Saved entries
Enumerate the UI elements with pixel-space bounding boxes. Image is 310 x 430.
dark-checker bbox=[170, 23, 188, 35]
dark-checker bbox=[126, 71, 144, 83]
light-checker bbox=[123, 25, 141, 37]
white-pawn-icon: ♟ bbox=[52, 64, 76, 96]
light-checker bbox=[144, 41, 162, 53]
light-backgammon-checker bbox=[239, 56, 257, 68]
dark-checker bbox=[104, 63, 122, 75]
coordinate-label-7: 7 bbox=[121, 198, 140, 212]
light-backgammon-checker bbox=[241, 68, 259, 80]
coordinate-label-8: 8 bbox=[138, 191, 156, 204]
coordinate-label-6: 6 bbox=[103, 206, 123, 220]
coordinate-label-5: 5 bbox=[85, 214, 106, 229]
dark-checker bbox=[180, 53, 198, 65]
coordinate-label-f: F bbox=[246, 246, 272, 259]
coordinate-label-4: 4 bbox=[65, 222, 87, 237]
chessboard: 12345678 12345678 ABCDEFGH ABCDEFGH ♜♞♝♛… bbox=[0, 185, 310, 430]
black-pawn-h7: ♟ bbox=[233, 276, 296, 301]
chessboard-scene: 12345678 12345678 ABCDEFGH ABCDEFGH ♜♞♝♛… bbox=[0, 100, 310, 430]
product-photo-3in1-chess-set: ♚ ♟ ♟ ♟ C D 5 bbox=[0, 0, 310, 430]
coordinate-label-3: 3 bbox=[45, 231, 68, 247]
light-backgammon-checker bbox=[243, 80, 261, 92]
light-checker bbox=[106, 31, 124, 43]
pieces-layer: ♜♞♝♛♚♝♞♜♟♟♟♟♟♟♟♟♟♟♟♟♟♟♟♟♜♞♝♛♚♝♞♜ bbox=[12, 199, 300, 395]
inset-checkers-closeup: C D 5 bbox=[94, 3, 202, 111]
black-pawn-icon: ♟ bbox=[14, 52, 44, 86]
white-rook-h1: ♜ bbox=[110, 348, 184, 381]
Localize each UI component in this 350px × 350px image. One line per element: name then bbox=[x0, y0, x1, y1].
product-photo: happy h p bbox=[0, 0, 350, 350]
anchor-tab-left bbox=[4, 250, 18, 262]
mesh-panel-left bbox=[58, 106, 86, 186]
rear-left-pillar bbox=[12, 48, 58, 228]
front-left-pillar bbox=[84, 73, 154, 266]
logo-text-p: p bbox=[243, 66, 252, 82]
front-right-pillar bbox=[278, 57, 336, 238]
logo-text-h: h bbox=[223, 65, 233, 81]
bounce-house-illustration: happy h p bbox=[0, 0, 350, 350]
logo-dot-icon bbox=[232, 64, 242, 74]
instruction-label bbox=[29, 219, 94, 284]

Your instructions: Repeat every row above, replacing "light-backgammon-checker" with "pale-backgammon-checker" each time it occurs and keeping all other text the same.

Correct output:
Enumerate the UI elements with pixel-space bounding boxes. Image is 310 x 430.
dark-checker bbox=[170, 23, 188, 35]
dark-checker bbox=[126, 71, 144, 83]
light-checker bbox=[123, 25, 141, 37]
white-pawn-icon: ♟ bbox=[52, 64, 76, 96]
light-checker bbox=[144, 41, 162, 53]
pale-backgammon-checker bbox=[239, 56, 257, 68]
dark-checker bbox=[104, 63, 122, 75]
coordinate-label-7: 7 bbox=[121, 198, 140, 212]
pale-backgammon-checker bbox=[241, 68, 259, 80]
coordinate-label-8: 8 bbox=[138, 191, 156, 204]
coordinate-label-6: 6 bbox=[103, 206, 123, 220]
coordinate-label-5: 5 bbox=[85, 214, 106, 229]
dark-checker bbox=[180, 53, 198, 65]
coordinate-label-f: F bbox=[246, 246, 272, 259]
coordinate-label-4: 4 bbox=[65, 222, 87, 237]
chessboard: 12345678 12345678 ABCDEFGH ABCDEFGH ♜♞♝♛… bbox=[0, 185, 310, 430]
black-pawn-h7: ♟ bbox=[233, 276, 296, 301]
chessboard-scene: 12345678 12345678 ABCDEFGH ABCDEFGH ♜♞♝♛… bbox=[0, 100, 310, 430]
product-photo-3in1-chess-set: ♚ ♟ ♟ ♟ C D 5 bbox=[0, 0, 310, 430]
coordinate-label-3: 3 bbox=[45, 231, 68, 247]
pale-backgammon-checker bbox=[243, 80, 261, 92]
light-checker bbox=[106, 31, 124, 43]
pieces-layer: ♜♞♝♛♚♝♞♜♟♟♟♟♟♟♟♟♟♟♟♟♟♟♟♟♜♞♝♛♚♝♞♜ bbox=[12, 199, 300, 395]
inset-checkers-closeup: C D 5 bbox=[94, 3, 202, 111]
black-pawn-icon: ♟ bbox=[14, 52, 44, 86]
white-rook-h1: ♜ bbox=[110, 348, 184, 381]
Localize each UI component in this 350px × 350px image. One line per element: name then bbox=[x0, y0, x1, y1].
product-photo: happy h p bbox=[0, 0, 350, 350]
anchor-tab-left bbox=[4, 250, 18, 262]
mesh-panel-left bbox=[58, 106, 86, 186]
rear-left-pillar bbox=[12, 48, 58, 228]
front-left-pillar bbox=[84, 73, 154, 266]
logo-text-p: p bbox=[243, 66, 252, 82]
front-right-pillar bbox=[278, 57, 336, 238]
logo-text-h: h bbox=[223, 65, 233, 81]
bounce-house-illustration: happy h p bbox=[0, 0, 350, 350]
logo-dot-icon bbox=[232, 64, 242, 74]
instruction-label bbox=[29, 219, 94, 284]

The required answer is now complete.